**Work to do:** Write out the whole listing exactly as it stands.

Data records
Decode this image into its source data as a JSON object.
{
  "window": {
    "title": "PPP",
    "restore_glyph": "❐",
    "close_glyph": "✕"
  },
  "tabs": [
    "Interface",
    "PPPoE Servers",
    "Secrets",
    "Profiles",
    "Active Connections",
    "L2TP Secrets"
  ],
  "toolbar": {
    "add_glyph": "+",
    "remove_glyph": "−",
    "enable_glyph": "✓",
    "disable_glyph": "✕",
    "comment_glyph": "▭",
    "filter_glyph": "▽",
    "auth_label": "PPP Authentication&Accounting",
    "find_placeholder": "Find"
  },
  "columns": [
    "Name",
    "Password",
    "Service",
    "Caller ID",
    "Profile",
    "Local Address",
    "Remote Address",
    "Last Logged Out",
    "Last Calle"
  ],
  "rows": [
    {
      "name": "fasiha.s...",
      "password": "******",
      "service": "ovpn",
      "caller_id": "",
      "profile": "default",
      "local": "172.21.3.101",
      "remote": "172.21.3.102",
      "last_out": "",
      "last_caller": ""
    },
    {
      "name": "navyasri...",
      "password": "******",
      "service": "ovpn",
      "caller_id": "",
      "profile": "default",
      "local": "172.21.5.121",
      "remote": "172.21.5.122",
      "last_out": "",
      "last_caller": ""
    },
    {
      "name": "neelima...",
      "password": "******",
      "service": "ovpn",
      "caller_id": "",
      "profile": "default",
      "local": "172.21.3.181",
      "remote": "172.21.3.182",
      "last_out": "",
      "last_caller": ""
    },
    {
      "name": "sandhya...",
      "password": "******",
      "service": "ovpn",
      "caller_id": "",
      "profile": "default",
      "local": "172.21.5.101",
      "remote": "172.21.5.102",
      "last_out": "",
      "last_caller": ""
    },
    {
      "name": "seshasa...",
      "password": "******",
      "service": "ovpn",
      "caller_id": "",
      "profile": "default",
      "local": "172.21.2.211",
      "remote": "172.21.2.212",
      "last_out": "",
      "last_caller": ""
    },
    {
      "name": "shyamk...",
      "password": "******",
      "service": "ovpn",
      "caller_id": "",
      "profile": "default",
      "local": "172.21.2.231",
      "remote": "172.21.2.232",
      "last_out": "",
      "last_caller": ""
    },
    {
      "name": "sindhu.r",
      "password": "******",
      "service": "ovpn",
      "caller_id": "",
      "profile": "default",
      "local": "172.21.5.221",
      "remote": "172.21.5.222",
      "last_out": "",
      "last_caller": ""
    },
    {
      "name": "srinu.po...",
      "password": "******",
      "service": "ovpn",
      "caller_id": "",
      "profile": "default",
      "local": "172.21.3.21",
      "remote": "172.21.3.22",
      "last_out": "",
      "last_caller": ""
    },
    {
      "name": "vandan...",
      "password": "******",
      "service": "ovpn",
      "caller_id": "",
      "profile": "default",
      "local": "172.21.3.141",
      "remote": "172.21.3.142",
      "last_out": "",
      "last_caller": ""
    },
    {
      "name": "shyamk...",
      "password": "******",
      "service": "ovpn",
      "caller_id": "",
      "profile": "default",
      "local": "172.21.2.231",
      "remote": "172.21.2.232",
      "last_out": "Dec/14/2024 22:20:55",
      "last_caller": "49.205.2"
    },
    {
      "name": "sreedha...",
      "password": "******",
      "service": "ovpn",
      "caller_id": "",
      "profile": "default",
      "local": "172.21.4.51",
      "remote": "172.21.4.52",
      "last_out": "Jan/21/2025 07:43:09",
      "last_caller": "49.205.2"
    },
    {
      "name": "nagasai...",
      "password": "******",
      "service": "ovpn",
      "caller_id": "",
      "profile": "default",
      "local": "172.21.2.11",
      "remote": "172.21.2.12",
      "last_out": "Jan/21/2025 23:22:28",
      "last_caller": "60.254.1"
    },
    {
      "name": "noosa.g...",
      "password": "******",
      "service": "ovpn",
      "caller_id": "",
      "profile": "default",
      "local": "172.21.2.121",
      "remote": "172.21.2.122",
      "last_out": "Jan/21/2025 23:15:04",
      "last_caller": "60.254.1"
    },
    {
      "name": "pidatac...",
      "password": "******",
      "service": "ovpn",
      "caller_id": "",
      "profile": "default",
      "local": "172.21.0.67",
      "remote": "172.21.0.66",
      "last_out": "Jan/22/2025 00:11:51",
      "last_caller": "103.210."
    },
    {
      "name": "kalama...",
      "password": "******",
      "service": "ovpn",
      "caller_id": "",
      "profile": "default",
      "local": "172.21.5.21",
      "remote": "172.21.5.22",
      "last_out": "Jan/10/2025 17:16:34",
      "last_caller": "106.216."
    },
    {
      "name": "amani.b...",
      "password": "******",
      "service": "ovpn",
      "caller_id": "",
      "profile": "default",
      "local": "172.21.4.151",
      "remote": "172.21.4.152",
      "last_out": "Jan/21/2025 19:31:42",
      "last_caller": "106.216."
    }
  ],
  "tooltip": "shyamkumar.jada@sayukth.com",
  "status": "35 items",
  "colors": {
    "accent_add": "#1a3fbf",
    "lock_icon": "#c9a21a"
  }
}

**Problem solution:**
Decode this image into its source data as a JSON object.
{
  "window": {
    "title": "PPP",
    "restore_glyph": "❐",
    "close_glyph": "✕"
  },
  "tabs": [
    "Interface",
    "PPPoE Servers",
    "Secrets",
    "Profiles",
    "Active Connections",
    "L2TP Secrets"
  ],
  "toolbar": {
    "add_glyph": "+",
    "remove_glyph": "−",
    "enable_glyph": "✓",
    "disable_glyph": "✕",
    "comment_glyph": "▭",
    "filter_glyph": "▽",
    "auth_label": "PPP Authentication&Accounting",
    "find_placeholder": "Find"
  },
  "columns": [
    "Name",
    "Password",
    "Service",
    "Caller ID",
    "Profile",
    "Local Address",
    "Remote Address",
    "Last Logged Out",
    "Last Calle"
  ],
  "rows": [
    {
      "name": "fasiha.s...",
      "password": "******",
      "service": "ovpn",
      "caller_id": "",
      "profile": "default",
      "local": "172.21.3.101",
      "remote": "172.21.3.102",
      "last_out": "",
      "last_caller": ""
    },
    {
      "name": "navyasri...",
      "password": "******",
      "service": "ovpn",
      "caller_id": "",
      "profile": "default",
      "local": "172.21.5.121",
      "remote": "172.21.5.122",
      "last_out": "",
      "last_caller": ""
    },
    {
      "name": "neelima...",
      "password": "******",
      "service": "ovpn",
      "caller_id": "",
      "profile": "default",
      "local": "172.21.3.181",
      "remote": "172.21.3.182",
      "last_out": "",
      "last_caller": ""
    },
    {
      "name": "sandhya...",
      "password": "******",
      "service": "ovpn",
      "caller_id": "",
      "profile": "default",
      "local": "172.21.5.101",
      "remote": "172.21.5.102",
      "last_out": "",
      "last_caller": ""
    },
    {
      "name": "seshasa...",
      "password": "******",
      "service": "ovpn",
      "caller_id": "",
      "profile": "default",
      "local": "172.21.2.211",
      "remote": "172.21.2.212",
      "last_out": "",
      "last_caller": ""
    },
    {
      "name": "shyamk...",
      "password": "******",
      "service": "ovpn",
      "caller_id": "",
      "profile": "default",
      "local": "172.21.2.231",
      "remote": "172.21.2.232",
      "last_out": "",
      "last_caller": ""
    },
    {
      "name": "sindhu.r",
      "password": "******",
      "service": "ovpn",
      "caller_id": "",
      "profile": "default",
      "local": "172.21.5.221",
      "remote": "172.21.5.222",
      "last_out": "",
      "last_caller": ""
    },
    {
      "name": "srinu.po...",
      "password": "******",
      "service": "ovpn",
      "caller_id": "",
      "profile": "default",
      "local": "172.21.3.21",
      "remote": "172.21.3.22",
      "last_out": "",
      "last_caller": ""
    },
    {
      "name": "vandan...",
      "password": "******",
      "service": "ovpn",
      "caller_id": "",
      "profile": "default",
      "local": "172.21.3.141",
      "remote": "172.21.3.142",
      "last_out": "",
      "last_caller": ""
    },
    {
      "name": "shyamk...",
      "password": "******",
      "service": "ovpn",
      "caller_id": "",
      "profile": "default",
      "local": "172.21.2.231",
      "remote": "172.21.2.232",
      "last_out": "Dec/14/2024 22:20:55",
      "last_caller": "49.205.2"
    },
    {
      "name": "sreedha...",
      "password": "******",
      "service": "ovpn",
      "caller_id": "",
      "profile": "default",
      "local": "172.21.4.51",
      "remote": "172.21.4.52",
      "last_out": "Jan/21/2025 07:43:09",
      "last_caller": "49.205.2"
    },
    {
      "name": "nagasai...",
      "password": "******",
      "service": "ovpn",
      "caller_id": "",
      "profile": "default",
      "local": "172.21.2.11",
      "remote": "172.21.2.12",
      "last_out": "Jan/21/2025 23:22:28",
      "last_caller": "60.254.1"
    },
    {
      "name": "noosa.g...",
      "password": "******",
      "service": "ovpn",
      "caller_id": "",
      "profile": "default",
      "local": "172.21.2.121",
      "remote": "172.21.2.122",
      "last_out": "Jan/21/2025 23:15:04",
      "last_caller": "60.254.1"
    },
    {
      "name": "pidatac...",
      "password": "******",
      "service": "ovpn",
      "caller_id": "",
      "profile": "default",
      "local": "172.21.0.67",
      "remote": "172.21.0.66",
      "last_out": "Jan/22/2025 00:11:51",
      "last_caller": "103.210."
    },
    {
      "name": "kalama...",
      "password": "******",
      "service": "ovpn",
      "caller_id": "",
      "profile": "default",
      "local": "172.21.5.21",
      "remote": "172.21.5.22",
      "last_out": "Jan/10/2025 17:16:34",
      "last_caller": "106.216."
    },
    {
      "name": "amani.b...",
      "password": "******",
      "service": "ovpn",
      "caller_id": "",
      "profile": "default",
      "local": "172.21.4.151",
      "remote": "172.21.4.152",
      "last_out": "Jan/21/2025 19:31:42",
      "last_caller": "106.216."
    }
  ],
  "tooltip": "shyamkumar.jada@sayukth.com",
  "status": "35 items",
  "colors": {
    "accent_add": "#1a3fbf",
    "lock_icon": "#c9a21a"
  }
}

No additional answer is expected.